Element boundary data:
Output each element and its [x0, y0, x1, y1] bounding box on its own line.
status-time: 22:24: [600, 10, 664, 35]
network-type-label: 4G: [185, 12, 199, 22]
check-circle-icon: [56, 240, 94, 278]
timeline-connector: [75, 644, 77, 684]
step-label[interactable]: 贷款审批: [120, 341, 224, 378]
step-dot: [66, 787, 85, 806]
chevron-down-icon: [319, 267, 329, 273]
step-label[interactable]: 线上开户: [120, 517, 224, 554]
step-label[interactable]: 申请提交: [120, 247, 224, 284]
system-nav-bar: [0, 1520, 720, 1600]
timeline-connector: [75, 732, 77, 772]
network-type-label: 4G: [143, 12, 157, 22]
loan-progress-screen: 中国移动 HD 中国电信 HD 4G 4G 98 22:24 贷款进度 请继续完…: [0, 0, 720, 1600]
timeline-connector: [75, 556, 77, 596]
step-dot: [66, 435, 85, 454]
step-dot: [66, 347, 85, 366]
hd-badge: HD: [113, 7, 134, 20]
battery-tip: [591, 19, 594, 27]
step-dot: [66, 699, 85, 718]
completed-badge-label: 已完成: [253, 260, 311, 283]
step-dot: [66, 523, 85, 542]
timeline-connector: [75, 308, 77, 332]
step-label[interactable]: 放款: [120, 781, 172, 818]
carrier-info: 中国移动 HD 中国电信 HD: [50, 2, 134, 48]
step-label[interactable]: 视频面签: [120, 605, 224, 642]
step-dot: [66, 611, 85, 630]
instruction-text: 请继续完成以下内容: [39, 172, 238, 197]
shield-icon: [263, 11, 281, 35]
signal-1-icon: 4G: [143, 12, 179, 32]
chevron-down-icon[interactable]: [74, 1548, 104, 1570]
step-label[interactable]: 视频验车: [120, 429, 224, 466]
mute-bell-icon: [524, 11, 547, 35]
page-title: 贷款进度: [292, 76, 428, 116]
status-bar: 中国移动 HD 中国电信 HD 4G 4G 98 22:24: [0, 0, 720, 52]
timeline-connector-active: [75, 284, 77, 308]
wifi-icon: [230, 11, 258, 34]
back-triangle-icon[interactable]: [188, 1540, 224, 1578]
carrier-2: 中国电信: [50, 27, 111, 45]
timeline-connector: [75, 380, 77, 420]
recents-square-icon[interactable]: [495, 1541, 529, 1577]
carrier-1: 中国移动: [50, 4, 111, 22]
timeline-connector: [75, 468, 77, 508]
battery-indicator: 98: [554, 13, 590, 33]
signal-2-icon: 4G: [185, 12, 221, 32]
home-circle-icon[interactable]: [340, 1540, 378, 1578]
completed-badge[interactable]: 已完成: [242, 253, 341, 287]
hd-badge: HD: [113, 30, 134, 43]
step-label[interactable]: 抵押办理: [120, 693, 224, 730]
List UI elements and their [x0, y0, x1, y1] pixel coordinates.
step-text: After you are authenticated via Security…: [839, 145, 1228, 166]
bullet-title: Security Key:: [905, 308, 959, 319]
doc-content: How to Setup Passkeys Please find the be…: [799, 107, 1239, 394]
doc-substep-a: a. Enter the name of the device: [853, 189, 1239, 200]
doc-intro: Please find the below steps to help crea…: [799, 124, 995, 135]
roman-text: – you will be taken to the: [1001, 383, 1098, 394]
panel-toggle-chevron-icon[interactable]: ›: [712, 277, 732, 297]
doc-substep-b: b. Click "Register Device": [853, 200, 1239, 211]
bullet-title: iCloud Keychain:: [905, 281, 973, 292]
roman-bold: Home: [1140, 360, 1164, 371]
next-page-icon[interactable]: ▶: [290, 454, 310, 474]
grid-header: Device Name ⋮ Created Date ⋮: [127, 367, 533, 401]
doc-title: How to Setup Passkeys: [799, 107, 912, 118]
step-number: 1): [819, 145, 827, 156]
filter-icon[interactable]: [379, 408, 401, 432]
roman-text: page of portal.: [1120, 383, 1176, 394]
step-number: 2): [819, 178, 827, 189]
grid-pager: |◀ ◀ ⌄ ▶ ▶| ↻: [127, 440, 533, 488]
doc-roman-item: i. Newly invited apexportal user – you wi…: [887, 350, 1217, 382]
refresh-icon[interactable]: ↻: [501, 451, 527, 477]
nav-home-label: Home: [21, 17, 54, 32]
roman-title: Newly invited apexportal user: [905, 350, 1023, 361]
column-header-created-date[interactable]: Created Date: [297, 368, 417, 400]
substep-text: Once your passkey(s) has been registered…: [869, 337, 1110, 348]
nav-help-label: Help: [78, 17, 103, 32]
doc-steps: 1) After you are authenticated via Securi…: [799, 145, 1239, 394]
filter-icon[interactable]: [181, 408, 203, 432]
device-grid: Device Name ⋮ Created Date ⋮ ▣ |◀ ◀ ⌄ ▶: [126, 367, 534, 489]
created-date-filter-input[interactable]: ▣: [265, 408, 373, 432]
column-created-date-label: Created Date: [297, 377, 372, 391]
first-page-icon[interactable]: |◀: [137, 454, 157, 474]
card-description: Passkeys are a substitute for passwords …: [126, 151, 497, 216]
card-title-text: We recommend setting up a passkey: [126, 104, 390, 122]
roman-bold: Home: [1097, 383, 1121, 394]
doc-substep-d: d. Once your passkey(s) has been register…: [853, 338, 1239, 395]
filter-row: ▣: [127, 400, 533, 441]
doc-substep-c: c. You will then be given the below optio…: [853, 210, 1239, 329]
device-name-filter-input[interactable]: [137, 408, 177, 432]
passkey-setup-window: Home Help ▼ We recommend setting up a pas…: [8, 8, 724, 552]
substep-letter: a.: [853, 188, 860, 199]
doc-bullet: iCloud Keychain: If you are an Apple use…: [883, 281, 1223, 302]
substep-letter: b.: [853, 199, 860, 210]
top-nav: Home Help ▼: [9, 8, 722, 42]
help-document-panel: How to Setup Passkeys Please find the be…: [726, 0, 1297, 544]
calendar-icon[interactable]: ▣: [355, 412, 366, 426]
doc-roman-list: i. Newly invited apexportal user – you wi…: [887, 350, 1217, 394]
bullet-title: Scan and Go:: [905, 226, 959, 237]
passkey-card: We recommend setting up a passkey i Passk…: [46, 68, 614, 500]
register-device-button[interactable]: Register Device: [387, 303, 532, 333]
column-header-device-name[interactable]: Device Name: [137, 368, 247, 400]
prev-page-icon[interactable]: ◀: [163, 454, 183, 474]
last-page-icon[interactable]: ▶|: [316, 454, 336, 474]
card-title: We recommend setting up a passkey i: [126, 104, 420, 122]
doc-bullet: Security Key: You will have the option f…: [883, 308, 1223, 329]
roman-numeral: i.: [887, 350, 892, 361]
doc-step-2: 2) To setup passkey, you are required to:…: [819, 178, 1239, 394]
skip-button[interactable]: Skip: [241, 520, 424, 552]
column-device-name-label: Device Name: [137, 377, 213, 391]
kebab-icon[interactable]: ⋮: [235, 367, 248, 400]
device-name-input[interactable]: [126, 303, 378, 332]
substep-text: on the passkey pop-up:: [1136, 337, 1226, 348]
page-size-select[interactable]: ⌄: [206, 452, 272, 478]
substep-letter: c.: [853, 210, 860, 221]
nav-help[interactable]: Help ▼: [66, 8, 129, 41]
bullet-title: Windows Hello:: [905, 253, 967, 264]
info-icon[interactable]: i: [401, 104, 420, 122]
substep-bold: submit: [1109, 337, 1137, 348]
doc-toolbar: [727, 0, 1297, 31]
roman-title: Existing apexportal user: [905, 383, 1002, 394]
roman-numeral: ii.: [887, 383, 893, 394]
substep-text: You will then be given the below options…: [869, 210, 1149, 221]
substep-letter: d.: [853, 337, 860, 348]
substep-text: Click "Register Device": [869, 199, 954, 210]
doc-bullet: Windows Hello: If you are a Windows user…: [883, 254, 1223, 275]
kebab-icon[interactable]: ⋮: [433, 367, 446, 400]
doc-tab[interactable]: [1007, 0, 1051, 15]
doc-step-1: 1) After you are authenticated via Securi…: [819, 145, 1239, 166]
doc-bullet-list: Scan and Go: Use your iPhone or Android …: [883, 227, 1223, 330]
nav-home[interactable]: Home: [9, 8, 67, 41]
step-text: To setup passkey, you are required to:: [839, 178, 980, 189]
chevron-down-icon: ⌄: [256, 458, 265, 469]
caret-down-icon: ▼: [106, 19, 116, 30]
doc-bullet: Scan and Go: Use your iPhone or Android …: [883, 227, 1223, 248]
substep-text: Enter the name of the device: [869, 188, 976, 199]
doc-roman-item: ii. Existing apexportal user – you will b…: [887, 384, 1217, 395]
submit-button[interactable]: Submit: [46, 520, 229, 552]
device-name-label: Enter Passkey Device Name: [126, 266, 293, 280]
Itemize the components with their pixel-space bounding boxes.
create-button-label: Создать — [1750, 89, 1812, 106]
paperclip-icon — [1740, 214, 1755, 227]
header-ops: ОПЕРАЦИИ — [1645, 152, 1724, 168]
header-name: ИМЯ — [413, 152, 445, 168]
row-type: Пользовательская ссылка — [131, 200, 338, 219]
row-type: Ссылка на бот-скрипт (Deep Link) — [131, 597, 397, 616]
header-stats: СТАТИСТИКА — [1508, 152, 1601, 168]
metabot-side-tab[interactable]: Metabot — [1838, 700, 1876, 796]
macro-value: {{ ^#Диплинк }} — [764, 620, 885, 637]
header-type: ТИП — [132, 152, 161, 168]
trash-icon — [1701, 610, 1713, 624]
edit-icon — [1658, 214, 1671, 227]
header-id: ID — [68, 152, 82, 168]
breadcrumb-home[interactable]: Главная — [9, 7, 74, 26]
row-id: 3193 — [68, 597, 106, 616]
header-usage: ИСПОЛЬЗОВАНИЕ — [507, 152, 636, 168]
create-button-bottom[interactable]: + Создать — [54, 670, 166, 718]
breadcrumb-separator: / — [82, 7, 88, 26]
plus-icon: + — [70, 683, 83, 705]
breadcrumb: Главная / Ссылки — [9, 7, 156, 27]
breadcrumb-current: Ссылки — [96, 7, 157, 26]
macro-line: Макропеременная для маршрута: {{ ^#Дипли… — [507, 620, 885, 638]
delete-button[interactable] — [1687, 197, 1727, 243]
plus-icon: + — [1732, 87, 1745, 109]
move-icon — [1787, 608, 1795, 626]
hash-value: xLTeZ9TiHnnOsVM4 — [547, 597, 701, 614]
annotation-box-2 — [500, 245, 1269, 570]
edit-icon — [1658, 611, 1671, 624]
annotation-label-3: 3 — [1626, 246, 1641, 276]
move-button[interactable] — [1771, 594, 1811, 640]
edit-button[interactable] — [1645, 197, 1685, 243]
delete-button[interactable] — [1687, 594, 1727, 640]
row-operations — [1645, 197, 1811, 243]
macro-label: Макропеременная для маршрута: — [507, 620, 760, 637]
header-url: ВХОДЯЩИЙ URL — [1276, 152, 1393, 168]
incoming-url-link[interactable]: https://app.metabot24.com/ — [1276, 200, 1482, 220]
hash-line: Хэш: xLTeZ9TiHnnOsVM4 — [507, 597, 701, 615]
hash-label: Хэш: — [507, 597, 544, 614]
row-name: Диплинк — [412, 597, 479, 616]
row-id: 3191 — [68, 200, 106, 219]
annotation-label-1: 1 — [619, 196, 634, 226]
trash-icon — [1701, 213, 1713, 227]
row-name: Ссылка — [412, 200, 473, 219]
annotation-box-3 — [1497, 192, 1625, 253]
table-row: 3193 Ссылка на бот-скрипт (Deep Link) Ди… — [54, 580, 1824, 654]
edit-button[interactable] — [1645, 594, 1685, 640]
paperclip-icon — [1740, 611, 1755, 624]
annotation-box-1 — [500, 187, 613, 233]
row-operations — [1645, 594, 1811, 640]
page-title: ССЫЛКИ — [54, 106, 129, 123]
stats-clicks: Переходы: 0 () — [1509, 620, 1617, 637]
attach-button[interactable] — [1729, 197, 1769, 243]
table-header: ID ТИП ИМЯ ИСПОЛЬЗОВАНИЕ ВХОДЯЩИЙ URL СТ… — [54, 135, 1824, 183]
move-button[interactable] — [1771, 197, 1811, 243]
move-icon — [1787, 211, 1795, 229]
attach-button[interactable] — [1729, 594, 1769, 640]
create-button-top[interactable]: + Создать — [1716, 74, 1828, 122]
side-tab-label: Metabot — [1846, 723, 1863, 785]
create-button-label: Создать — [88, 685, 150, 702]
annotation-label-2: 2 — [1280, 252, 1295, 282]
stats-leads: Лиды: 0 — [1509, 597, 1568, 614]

Description of the task:
Rewrite the data from its first line through the line containing "chevron-down-icon[interactable]: [74, 1548, 104, 1570]", replacing each "step-dot" with "step-marker" and keeping everything else unchanged.

The completed task:
Output each element and its [x0, y0, x1, y1] bounding box on its own line.
status-time: 22:24: [600, 10, 664, 35]
network-type-label: 4G: [185, 12, 199, 22]
check-circle-icon: [56, 240, 94, 278]
timeline-connector: [75, 644, 77, 684]
step-label[interactable]: 贷款审批: [120, 341, 224, 378]
step-marker: [66, 787, 85, 806]
chevron-down-icon: [319, 267, 329, 273]
step-label[interactable]: 线上开户: [120, 517, 224, 554]
step-label[interactable]: 申请提交: [120, 247, 224, 284]
system-nav-bar: [0, 1520, 720, 1600]
timeline-connector: [75, 732, 77, 772]
network-type-label: 4G: [143, 12, 157, 22]
loan-progress-screen: 中国移动 HD 中国电信 HD 4G 4G 98 22:24 贷款进度 请继续完…: [0, 0, 720, 1600]
timeline-connector: [75, 556, 77, 596]
step-marker: [66, 435, 85, 454]
step-marker: [66, 347, 85, 366]
hd-badge: HD: [113, 7, 134, 20]
battery-tip: [591, 19, 594, 27]
step-marker: [66, 699, 85, 718]
completed-badge-label: 已完成: [253, 260, 311, 283]
step-marker: [66, 523, 85, 542]
timeline-connector: [75, 308, 77, 332]
step-label[interactable]: 放款: [120, 781, 172, 818]
carrier-info: 中国移动 HD 中国电信 HD: [50, 2, 134, 48]
step-label[interactable]: 视频面签: [120, 605, 224, 642]
step-marker: [66, 611, 85, 630]
instruction-text: 请继续完成以下内容: [39, 172, 238, 197]
shield-icon: [263, 11, 281, 35]
signal-1-icon: 4G: [143, 12, 179, 32]
chevron-down-icon[interactable]: [74, 1548, 104, 1570]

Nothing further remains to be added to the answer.